* Instructions for the task
All of the material below is to be retyped exactly.

* Records shown
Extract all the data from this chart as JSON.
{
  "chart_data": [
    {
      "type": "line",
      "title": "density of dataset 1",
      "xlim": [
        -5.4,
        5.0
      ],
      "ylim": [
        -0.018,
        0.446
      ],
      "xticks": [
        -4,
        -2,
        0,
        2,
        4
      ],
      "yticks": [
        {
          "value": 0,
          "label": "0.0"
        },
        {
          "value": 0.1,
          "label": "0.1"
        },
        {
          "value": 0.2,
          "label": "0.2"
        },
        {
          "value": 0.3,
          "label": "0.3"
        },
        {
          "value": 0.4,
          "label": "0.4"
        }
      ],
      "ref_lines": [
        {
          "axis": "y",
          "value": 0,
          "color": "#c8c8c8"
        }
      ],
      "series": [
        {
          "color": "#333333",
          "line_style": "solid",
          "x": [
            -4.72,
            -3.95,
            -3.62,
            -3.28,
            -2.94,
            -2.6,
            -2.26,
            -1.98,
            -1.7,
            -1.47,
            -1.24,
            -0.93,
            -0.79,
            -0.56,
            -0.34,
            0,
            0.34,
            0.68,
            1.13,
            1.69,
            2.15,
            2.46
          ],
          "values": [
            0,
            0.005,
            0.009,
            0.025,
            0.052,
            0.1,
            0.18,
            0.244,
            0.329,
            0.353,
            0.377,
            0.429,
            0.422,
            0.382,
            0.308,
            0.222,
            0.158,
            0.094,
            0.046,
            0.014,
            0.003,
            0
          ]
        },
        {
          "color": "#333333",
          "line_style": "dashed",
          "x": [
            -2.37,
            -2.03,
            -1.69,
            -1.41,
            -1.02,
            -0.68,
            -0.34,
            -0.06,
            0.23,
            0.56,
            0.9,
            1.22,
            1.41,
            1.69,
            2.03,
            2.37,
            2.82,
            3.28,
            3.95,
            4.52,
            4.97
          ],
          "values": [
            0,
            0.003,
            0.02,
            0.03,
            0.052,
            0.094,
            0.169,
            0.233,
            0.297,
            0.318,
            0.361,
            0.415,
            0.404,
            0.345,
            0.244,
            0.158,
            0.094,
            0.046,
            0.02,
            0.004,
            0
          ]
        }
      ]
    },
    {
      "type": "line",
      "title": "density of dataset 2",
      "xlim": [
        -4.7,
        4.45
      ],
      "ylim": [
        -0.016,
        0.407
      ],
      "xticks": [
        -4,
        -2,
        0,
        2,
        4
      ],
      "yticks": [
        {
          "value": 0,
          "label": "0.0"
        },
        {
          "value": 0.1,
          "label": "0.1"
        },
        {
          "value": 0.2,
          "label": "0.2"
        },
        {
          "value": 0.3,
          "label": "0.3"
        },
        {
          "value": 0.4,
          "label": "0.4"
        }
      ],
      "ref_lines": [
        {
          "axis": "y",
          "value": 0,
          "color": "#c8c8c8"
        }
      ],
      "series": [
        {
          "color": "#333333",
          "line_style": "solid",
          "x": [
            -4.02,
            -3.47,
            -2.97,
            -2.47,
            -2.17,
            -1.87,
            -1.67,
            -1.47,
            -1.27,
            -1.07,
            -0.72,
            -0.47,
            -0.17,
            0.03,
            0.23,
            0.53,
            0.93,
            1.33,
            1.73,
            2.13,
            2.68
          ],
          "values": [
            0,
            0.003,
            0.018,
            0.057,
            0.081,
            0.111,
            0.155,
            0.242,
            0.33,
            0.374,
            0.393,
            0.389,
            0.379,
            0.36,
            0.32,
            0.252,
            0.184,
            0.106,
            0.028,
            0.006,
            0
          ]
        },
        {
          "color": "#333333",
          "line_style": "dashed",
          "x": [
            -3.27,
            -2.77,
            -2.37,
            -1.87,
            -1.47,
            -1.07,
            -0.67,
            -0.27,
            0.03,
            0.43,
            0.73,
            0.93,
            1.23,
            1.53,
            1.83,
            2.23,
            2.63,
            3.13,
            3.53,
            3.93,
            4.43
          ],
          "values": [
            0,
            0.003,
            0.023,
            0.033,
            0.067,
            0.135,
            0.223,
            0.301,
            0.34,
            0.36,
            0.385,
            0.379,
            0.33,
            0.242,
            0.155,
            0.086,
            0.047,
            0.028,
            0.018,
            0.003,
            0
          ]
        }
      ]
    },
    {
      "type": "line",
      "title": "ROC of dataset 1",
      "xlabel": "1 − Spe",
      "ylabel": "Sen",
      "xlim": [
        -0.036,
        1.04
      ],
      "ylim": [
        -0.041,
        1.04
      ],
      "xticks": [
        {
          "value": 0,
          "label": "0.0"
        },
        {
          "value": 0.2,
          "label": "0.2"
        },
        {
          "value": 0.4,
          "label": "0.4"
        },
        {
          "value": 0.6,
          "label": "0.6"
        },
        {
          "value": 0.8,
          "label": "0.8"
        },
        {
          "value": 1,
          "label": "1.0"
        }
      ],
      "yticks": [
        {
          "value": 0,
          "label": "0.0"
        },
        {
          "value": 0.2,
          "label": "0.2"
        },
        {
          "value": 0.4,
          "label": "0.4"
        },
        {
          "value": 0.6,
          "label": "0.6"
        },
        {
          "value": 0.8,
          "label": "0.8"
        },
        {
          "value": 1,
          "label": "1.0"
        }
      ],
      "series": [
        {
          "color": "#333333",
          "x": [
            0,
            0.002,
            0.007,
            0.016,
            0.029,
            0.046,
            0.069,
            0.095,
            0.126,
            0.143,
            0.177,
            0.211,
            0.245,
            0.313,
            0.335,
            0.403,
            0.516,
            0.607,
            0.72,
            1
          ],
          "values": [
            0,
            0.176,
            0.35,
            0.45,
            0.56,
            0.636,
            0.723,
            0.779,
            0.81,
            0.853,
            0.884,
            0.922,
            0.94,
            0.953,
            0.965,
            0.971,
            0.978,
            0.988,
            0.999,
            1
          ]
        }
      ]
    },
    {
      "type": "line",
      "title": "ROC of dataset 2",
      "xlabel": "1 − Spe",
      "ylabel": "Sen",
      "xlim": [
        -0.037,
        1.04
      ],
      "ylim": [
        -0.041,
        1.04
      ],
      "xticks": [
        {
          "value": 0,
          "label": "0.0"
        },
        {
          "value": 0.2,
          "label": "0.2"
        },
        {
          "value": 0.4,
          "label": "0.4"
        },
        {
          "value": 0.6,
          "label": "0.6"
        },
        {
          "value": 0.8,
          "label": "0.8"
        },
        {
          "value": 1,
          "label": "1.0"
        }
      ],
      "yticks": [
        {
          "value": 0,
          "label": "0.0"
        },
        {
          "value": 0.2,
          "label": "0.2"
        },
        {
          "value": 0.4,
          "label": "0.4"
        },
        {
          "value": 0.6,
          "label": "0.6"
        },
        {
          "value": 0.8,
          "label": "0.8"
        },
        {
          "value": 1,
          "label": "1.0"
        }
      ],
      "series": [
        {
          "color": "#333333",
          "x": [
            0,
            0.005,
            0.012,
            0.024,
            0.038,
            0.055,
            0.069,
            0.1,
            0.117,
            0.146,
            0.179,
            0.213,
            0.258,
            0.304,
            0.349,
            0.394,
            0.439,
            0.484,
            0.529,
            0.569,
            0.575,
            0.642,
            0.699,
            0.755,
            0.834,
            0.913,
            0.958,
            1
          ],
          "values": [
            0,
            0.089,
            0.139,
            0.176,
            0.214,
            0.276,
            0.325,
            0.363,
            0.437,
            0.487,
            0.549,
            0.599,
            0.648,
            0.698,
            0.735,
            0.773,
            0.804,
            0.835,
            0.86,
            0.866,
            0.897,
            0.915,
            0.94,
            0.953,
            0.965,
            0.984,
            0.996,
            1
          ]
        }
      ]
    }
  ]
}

* Solution
Extract all the data from this chart as JSON.
{
  "chart_data": [
    {
      "type": "line",
      "title": "density of dataset 1",
      "xlim": [
        -5.4,
        5.0
      ],
      "ylim": [
        -0.018,
        0.446
      ],
      "xticks": [
        -4,
        -2,
        0,
        2,
        4
      ],
      "yticks": [
        {
          "value": 0,
          "label": "0.0"
        },
        {
          "value": 0.1,
          "label": "0.1"
        },
        {
          "value": 0.2,
          "label": "0.2"
        },
        {
          "value": 0.3,
          "label": "0.3"
        },
        {
          "value": 0.4,
          "label": "0.4"
        }
      ],
      "ref_lines": [
        {
          "axis": "y",
          "value": 0,
          "color": "#c8c8c8"
        }
      ],
      "series": [
        {
          "color": "#333333",
          "line_style": "solid",
          "x": [
            -4.72,
            -3.95,
            -3.62,
            -3.28,
            -2.94,
            -2.6,
            -2.26,
            -1.98,
            -1.7,
            -1.47,
            -1.24,
            -0.93,
            -0.79,
            -0.56,
            -0.34,
            0,
            0.34,
            0.68,
            1.13,
            1.69,
            2.15,
            2.46
          ],
          "values": [
            0,
            0.005,
            0.009,
            0.025,
            0.052,
            0.1,
            0.18,
            0.244,
            0.329,
            0.353,
            0.377,
            0.429,
            0.422,
            0.382,
            0.308,
            0.222,
            0.158,
            0.094,
            0.046,
            0.014,
            0.003,
            0
          ]
        },
        {
          "color": "#333333",
          "line_style": "dashed",
          "x": [
            -2.37,
            -2.03,
            -1.69,
            -1.41,
            -1.02,
            -0.68,
            -0.34,
            -0.06,
            0.23,
            0.56,
            0.9,
            1.22,
            1.41,
            1.69,
            2.03,
            2.37,
            2.82,
            3.28,
            3.95,
            4.52,
            4.97
          ],
          "values": [
            0,
            0.003,
            0.02,
            0.03,
            0.052,
            0.094,
            0.169,
            0.233,
            0.297,
            0.318,
            0.361,
            0.415,
            0.404,
            0.345,
            0.244,
            0.158,
            0.094,
            0.046,
            0.02,
            0.004,
            0
          ]
        }
      ]
    },
    {
      "type": "line",
      "title": "density of dataset 2",
      "xlim": [
        -4.7,
        4.45
      ],
      "ylim": [
        -0.016,
        0.407
      ],
      "xticks": [
        -4,
        -2,
        0,
        2,
        4
      ],
      "yticks": [
        {
          "value": 0,
          "label": "0.0"
        },
        {
          "value": 0.1,
          "label": "0.1"
        },
        {
          "value": 0.2,
          "label": "0.2"
        },
        {
          "value": 0.3,
          "label": "0.3"
        },
        {
          "value": 0.4,
          "label": "0.4"
        }
      ],
      "ref_lines": [
        {
          "axis": "y",
          "value": 0,
          "color": "#c8c8c8"
        }
      ],
      "series": [
        {
          "color": "#333333",
          "line_style": "solid",
          "x": [
            -4.02,
            -3.47,
            -2.97,
            -2.47,
            -2.17,
            -1.87,
            -1.67,
            -1.47,
            -1.27,
            -1.07,
            -0.72,
            -0.47,
            -0.17,
            0.03,
            0.23,
            0.53,
            0.93,
            1.33,
            1.73,
            2.13,
            2.68
          ],
          "values": [
            0,
            0.003,
            0.018,
            0.057,
            0.081,
            0.111,
            0.155,
            0.242,
            0.33,
            0.374,
            0.393,
            0.389,
            0.379,
            0.36,
            0.32,
            0.252,
            0.184,
            0.106,
            0.028,
            0.006,
            0
          ]
        },
        {
          "color": "#333333",
          "line_style": "dashed",
          "x": [
            -3.27,
            -2.77,
            -2.37,
            -1.87,
            -1.47,
            -1.07,
            -0.67,
            -0.27,
            0.03,
            0.43,
            0.73,
            0.93,
            1.23,
            1.53,
            1.83,
            2.23,
            2.63,
            3.13,
            3.53,
            3.93,
            4.43
          ],
          "values": [
            0,
            0.003,
            0.023,
            0.033,
            0.067,
            0.135,
            0.223,
            0.301,
            0.34,
            0.36,
            0.385,
            0.379,
            0.33,
            0.242,
            0.155,
            0.086,
            0.047,
            0.028,
            0.018,
            0.003,
            0
          ]
        }
      ]
    },
    {
      "type": "line",
      "title": "ROC of dataset 1",
      "xlabel": "1 − Spe",
      "ylabel": "Sen",
      "xlim": [
        -0.036,
        1.04
      ],
      "ylim": [
        -0.041,
        1.04
      ],
      "xticks": [
        {
          "value": 0,
          "label": "0.0"
        },
        {
          "value": 0.2,
          "label": "0.2"
        },
        {
          "value": 0.4,
          "label": "0.4"
        },
        {
          "value": 0.6,
          "label": "0.6"
        },
        {
          "value": 0.8,
          "label": "0.8"
        },
        {
          "value": 1,
          "label": "1.0"
        }
      ],
      "yticks": [
        {
          "value": 0,
          "label": "0.0"
        },
        {
          "value": 0.2,
          "label": "0.2"
        },
        {
          "value": 0.4,
          "label": "0.4"
        },
        {
          "value": 0.6,
          "label": "0.6"
        },
        {
          "value": 0.8,
          "label": "0.8"
        },
        {
          "value": 1,
          "label": "1.0"
        }
      ],
      "series": [
        {
          "color": "#333333",
          "x": [
            0,
            0.002,
            0.007,
            0.016,
            0.029,
            0.046,
            0.069,
            0.095,
            0.126,
            0.143,
            0.177,
            0.211,
            0.245,
            0.313,
            0.335,
            0.403,
            0.516,
            0.607,
            0.72,
            1
          ],
          "values": [
            0,
            0.176,
            0.35,
            0.45,
            0.56,
            0.636,
            0.723,
            0.779,
            0.81,
            0.853,
            0.884,
            0.922,
            0.94,
            0.953,
            0.965,
            0.971,
            0.978,
            0.988,
            0.999,
            1
          ]
        }
      ]
    },
    {
      "type": "line",
      "title": "ROC of dataset 2",
      "xlabel": "1 − Spe",
      "ylabel": "Sen",
      "xlim": [
        -0.037,
        1.04
      ],
      "ylim": [
        -0.041,
        1.04
      ],
      "xticks": [
        {
          "value": 0,
          "label": "0.0"
        },
        {
          "value": 0.2,
          "label": "0.2"
        },
        {
          "value": 0.4,
          "label": "0.4"
        },
        {
          "value": 0.6,
          "label": "0.6"
        },
        {
          "value": 0.8,
          "label": "0.8"
        },
        {
          "value": 1,
          "label": "1.0"
        }
      ],
      "yticks": [
        {
          "value": 0,
          "label": "0.0"
        },
        {
          "value": 0.2,
          "label": "0.2"
        },
        {
          "value": 0.4,
          "label": "0.4"
        },
        {
          "value": 0.6,
          "label": "0.6"
        },
        {
          "value": 0.8,
          "label": "0.8"
        },
        {
          "value": 1,
          "label": "1.0"
        }
      ],
      "series": [
        {
          "color": "#333333",
          "x": [
            0,
            0.005,
            0.012,
            0.024,
            0.038,
            0.055,
            0.069,
            0.1,
            0.117,
            0.146,
            0.179,
            0.213,
            0.258,
            0.304,
            0.349,
            0.394,
            0.439,
            0.484,
            0.529,
            0.569,
            0.575,
            0.642,
            0.699,
            0.755,
            0.834,
            0.913,
            0.958,
            1
          ],
          "values": [
            0,
            0.089,
            0.139,
            0.176,
            0.214,
            0.276,
            0.325,
            0.363,
            0.437,
            0.487,
            0.549,
            0.599,
            0.648,
            0.698,
            0.735,
            0.773,
            0.804,
            0.835,
            0.86,
            0.866,
            0.897,
            0.915,
            0.94,
            0.953,
            0.965,
            0.984,
            0.996,
            1
          ]
        }
      ]
    }
  ]
}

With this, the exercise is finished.